[Page layout parsing data]
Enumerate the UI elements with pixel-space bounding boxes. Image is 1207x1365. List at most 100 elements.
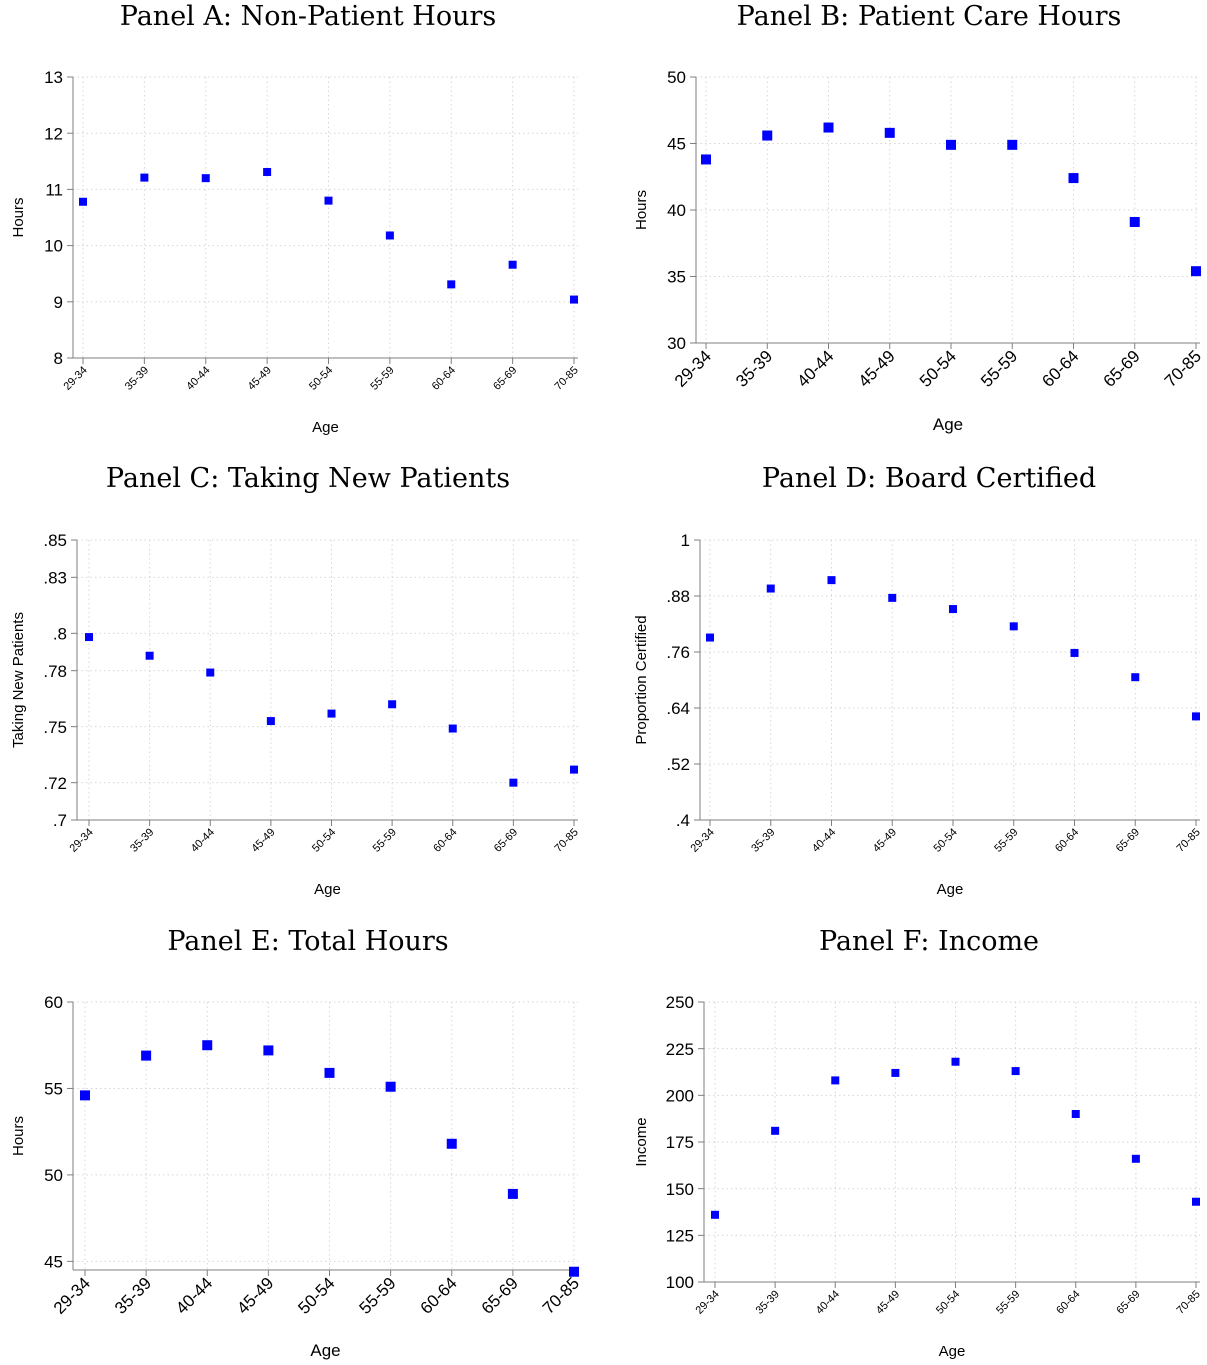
y-tick-label: 40	[667, 201, 686, 220]
x-tick-label: 65-69	[478, 1274, 522, 1318]
x-tick-label: 35-39	[732, 347, 776, 391]
x-tick-label: 40-44	[184, 364, 212, 392]
data-point	[79, 197, 87, 206]
y-tick-label: .7	[53, 811, 67, 830]
y-tick-label: 12	[44, 124, 63, 143]
data-point	[145, 651, 154, 660]
x-tick-label: 70-85	[1161, 347, 1205, 391]
data-point	[266, 717, 275, 726]
y-tick-label: 100	[666, 1273, 694, 1292]
data-point	[507, 1188, 518, 1199]
data-point	[701, 154, 711, 165]
y-tick-label: 30	[667, 334, 686, 353]
data-point	[951, 1057, 960, 1066]
data-point	[1071, 1110, 1080, 1118]
x-tick-label: 35-39	[754, 1288, 782, 1316]
x-tick-label: 65-69	[1100, 347, 1144, 391]
panel-e: Panel E: Total Hours 45 50 55 60 29-34 35-39 40…	[10, 926, 583, 1360]
data-point	[569, 1266, 579, 1277]
y-tick-label: 200	[666, 1086, 694, 1105]
x-tick-label: 55-59	[992, 826, 1020, 854]
x-tick-label: 29-34	[693, 1288, 721, 1316]
x-tick-label: 60-64	[417, 1274, 461, 1318]
x-tick-label: 50-54	[916, 347, 960, 391]
x-axis-title: Age	[312, 419, 339, 436]
y-tick-label: 225	[666, 1040, 694, 1059]
y-tick-label: .8	[53, 624, 67, 643]
x-axis-title: Age	[939, 1343, 966, 1360]
x-tick-label: 45-49	[249, 826, 277, 854]
data-point	[946, 139, 956, 150]
data-point	[827, 576, 836, 585]
y-axis-title: Income	[633, 1117, 650, 1166]
data-point	[324, 196, 333, 205]
data-point	[509, 778, 518, 787]
y-tick-label: 125	[666, 1226, 694, 1245]
panel-a: Panel A: Non-Patient Hours 8 9 10 11 12 13 29-3…	[10, 1, 581, 436]
data-point	[201, 174, 210, 183]
x-tick-label: 45-49	[855, 347, 899, 391]
data-point	[888, 593, 897, 602]
data-point	[1129, 216, 1140, 227]
x-tick-label: 50-54	[931, 826, 959, 854]
y-tick-label: 9	[54, 293, 63, 312]
y-tick-label: 45	[44, 1252, 63, 1271]
x-axis-title: Age	[937, 881, 964, 898]
x-tick-label: 35-39	[749, 826, 777, 854]
y-tick-label: 45	[667, 135, 686, 154]
y-axis-title: Hours	[10, 1116, 27, 1156]
y-tick-label: 35	[667, 268, 686, 287]
y-tick-label: 250	[666, 993, 694, 1012]
x-tick-label: 55-59	[368, 364, 396, 392]
panel-c: Panel C: Taking New Patients .7 .72 .75 .78.…	[10, 463, 581, 898]
y-axis-title: Hours	[633, 190, 650, 230]
x-tick-label: 50-54	[307, 364, 335, 392]
x-tick-label: 45-49	[871, 826, 899, 854]
x-axis-title: Age	[310, 1341, 340, 1360]
data-point	[1192, 712, 1200, 721]
x-tick-label: 40-44	[814, 1288, 842, 1316]
panel-title: Panel A: Non-Patient Hours	[120, 1, 497, 32]
data-point	[508, 260, 517, 269]
data-point	[884, 127, 895, 138]
x-tick-label: 40-44	[172, 1274, 216, 1318]
y-tick-label: 13	[44, 68, 63, 87]
x-tick-label: 55-59	[371, 826, 399, 854]
x-tick-label: 65-69	[492, 826, 520, 854]
x-tick-label: 29-34	[671, 347, 715, 391]
data-point	[140, 173, 149, 182]
data-point	[570, 295, 578, 304]
x-tick-label: 65-69	[1114, 826, 1142, 854]
data-point	[385, 1081, 396, 1092]
data-point	[1070, 648, 1079, 657]
y-tick-label: .88	[666, 587, 690, 606]
x-tick-label: 70-85	[1174, 826, 1202, 854]
y-tick-label: .78	[43, 662, 67, 681]
x-tick-label: 60-64	[1038, 347, 1082, 391]
x-tick-label: 55-59	[977, 347, 1021, 391]
x-tick-label: 29-34	[50, 1274, 94, 1318]
x-axis-title: Age	[933, 415, 963, 434]
data-point	[949, 605, 957, 614]
data-point	[762, 130, 773, 141]
data-point	[1192, 1197, 1200, 1206]
panel-title: Panel C: Taking New Patients	[106, 463, 510, 494]
x-tick-label: 40-44	[189, 826, 217, 854]
data-point	[1131, 673, 1140, 682]
data-point	[327, 709, 336, 718]
data-point	[823, 122, 834, 133]
x-tick-label: 65-69	[1114, 1288, 1142, 1316]
x-tick-label: 50-54	[294, 1274, 338, 1318]
data-point	[1011, 1067, 1020, 1076]
y-tick-label: .4	[676, 811, 690, 830]
x-tick-label: 70-85	[552, 826, 580, 854]
x-tick-label: 60-64	[1053, 826, 1081, 854]
x-tick-label: 65-69	[491, 364, 519, 392]
x-axis-title: Age	[314, 881, 341, 898]
x-tick-label: 40-44	[793, 347, 837, 391]
x-tick-label: 35-39	[111, 1274, 155, 1318]
x-tick-label: 70-85	[539, 1274, 583, 1318]
y-axis-title: Hours	[10, 197, 27, 237]
data-point	[202, 1040, 213, 1051]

Work instruction -
Quote the records above exactly, leaving out any pictures.

Result of this exercise -
Enumerate the UI elements with pixel-space bounding boxes. Image is 1207x1365. List at most 100 elements.
y-tick-label: 40	[667, 201, 686, 220]
x-tick-label: 65-69	[478, 1274, 522, 1318]
x-tick-label: 35-39	[732, 347, 776, 391]
x-tick-label: 40-44	[184, 364, 212, 392]
data-point	[79, 197, 87, 206]
y-tick-label: .7	[53, 811, 67, 830]
y-tick-label: 12	[44, 124, 63, 143]
data-point	[145, 651, 154, 660]
x-tick-label: 70-85	[1161, 347, 1205, 391]
data-point	[266, 717, 275, 726]
y-tick-label: 100	[666, 1273, 694, 1292]
data-point	[507, 1188, 518, 1199]
data-point	[701, 154, 711, 165]
y-tick-label: 30	[667, 334, 686, 353]
data-point	[951, 1057, 960, 1066]
data-point	[1071, 1110, 1080, 1118]
x-tick-label: 35-39	[754, 1288, 782, 1316]
x-tick-label: 65-69	[1100, 347, 1144, 391]
panel-e: Panel E: Total Hours 45 50 55 60 29-34 35-39 40…	[10, 926, 583, 1360]
data-point	[569, 1266, 579, 1277]
y-tick-label: 200	[666, 1086, 694, 1105]
x-tick-label: 55-59	[992, 826, 1020, 854]
x-tick-label: 29-34	[693, 1288, 721, 1316]
x-tick-label: 60-64	[417, 1274, 461, 1318]
x-tick-label: 50-54	[916, 347, 960, 391]
x-axis-title: Age	[312, 419, 339, 436]
y-tick-label: 225	[666, 1040, 694, 1059]
y-tick-label: .8	[53, 624, 67, 643]
x-axis-title: Age	[939, 1343, 966, 1360]
x-tick-label: 45-49	[249, 826, 277, 854]
data-point	[946, 139, 956, 150]
data-point	[827, 576, 836, 585]
y-axis-title: Income	[633, 1117, 650, 1166]
data-point	[324, 196, 333, 205]
data-point	[509, 778, 518, 787]
y-tick-label: 125	[666, 1226, 694, 1245]
panel-a: Panel A: Non-Patient Hours 8 9 10 11 12 13 29-3…	[10, 1, 581, 436]
data-point	[201, 174, 210, 183]
x-tick-label: 45-49	[855, 347, 899, 391]
data-point	[888, 593, 897, 602]
data-point	[1129, 216, 1140, 227]
x-tick-label: 50-54	[931, 826, 959, 854]
y-tick-label: 9	[54, 293, 63, 312]
y-tick-label: 45	[44, 1252, 63, 1271]
x-axis-title: Age	[937, 881, 964, 898]
x-tick-label: 35-39	[749, 826, 777, 854]
y-tick-label: 45	[667, 135, 686, 154]
y-axis-title: Hours	[10, 1116, 27, 1156]
y-tick-label: 35	[667, 268, 686, 287]
y-tick-label: 250	[666, 993, 694, 1012]
x-tick-label: 55-59	[368, 364, 396, 392]
panel-c: Panel C: Taking New Patients .7 .72 .75 .78.…	[10, 463, 581, 898]
y-axis-title: Hours	[633, 190, 650, 230]
x-tick-label: 50-54	[307, 364, 335, 392]
x-tick-label: 45-49	[871, 826, 899, 854]
x-axis-title: Age	[310, 1341, 340, 1360]
data-point	[1192, 712, 1200, 721]
x-tick-label: 40-44	[814, 1288, 842, 1316]
panel-title: Panel A: Non-Patient Hours	[120, 1, 497, 32]
data-point	[508, 260, 517, 269]
data-point	[884, 127, 895, 138]
x-tick-label: 40-44	[172, 1274, 216, 1318]
y-tick-label: 13	[44, 68, 63, 87]
x-tick-label: 55-59	[371, 826, 399, 854]
x-tick-label: 65-69	[492, 826, 520, 854]
x-tick-label: 29-34	[671, 347, 715, 391]
data-point	[140, 173, 149, 182]
data-point	[570, 295, 578, 304]
x-tick-label: 65-69	[1114, 826, 1142, 854]
data-point	[385, 1081, 396, 1092]
data-point	[1070, 648, 1079, 657]
y-tick-label: .88	[666, 587, 690, 606]
x-tick-label: 70-85	[1174, 826, 1202, 854]
y-tick-label: .78	[43, 662, 67, 681]
x-tick-label: 60-64	[1038, 347, 1082, 391]
x-tick-label: 55-59	[977, 347, 1021, 391]
x-tick-label: 29-34	[50, 1274, 94, 1318]
x-axis-title: Age	[933, 415, 963, 434]
data-point	[949, 605, 957, 614]
data-point	[762, 130, 773, 141]
data-point	[1192, 1197, 1200, 1206]
panel-title: Panel C: Taking New Patients	[106, 463, 510, 494]
x-tick-label: 40-44	[189, 826, 217, 854]
data-point	[1131, 673, 1140, 682]
data-point	[327, 709, 336, 718]
data-point	[823, 122, 834, 133]
x-tick-label: 65-69	[1114, 1288, 1142, 1316]
x-tick-label: 50-54	[294, 1274, 338, 1318]
data-point	[1011, 1067, 1020, 1076]
y-tick-label: .4	[676, 811, 690, 830]
x-tick-label: 70-85	[552, 826, 580, 854]
x-tick-label: 60-64	[1053, 826, 1081, 854]
x-tick-label: 65-69	[491, 364, 519, 392]
x-axis-title: Age	[314, 881, 341, 898]
x-tick-label: 40-44	[793, 347, 837, 391]
x-tick-label: 35-39	[111, 1274, 155, 1318]
x-tick-label: 70-85	[539, 1274, 583, 1318]
y-axis-title: Hours	[10, 197, 27, 237]
data-point	[202, 1040, 213, 1051]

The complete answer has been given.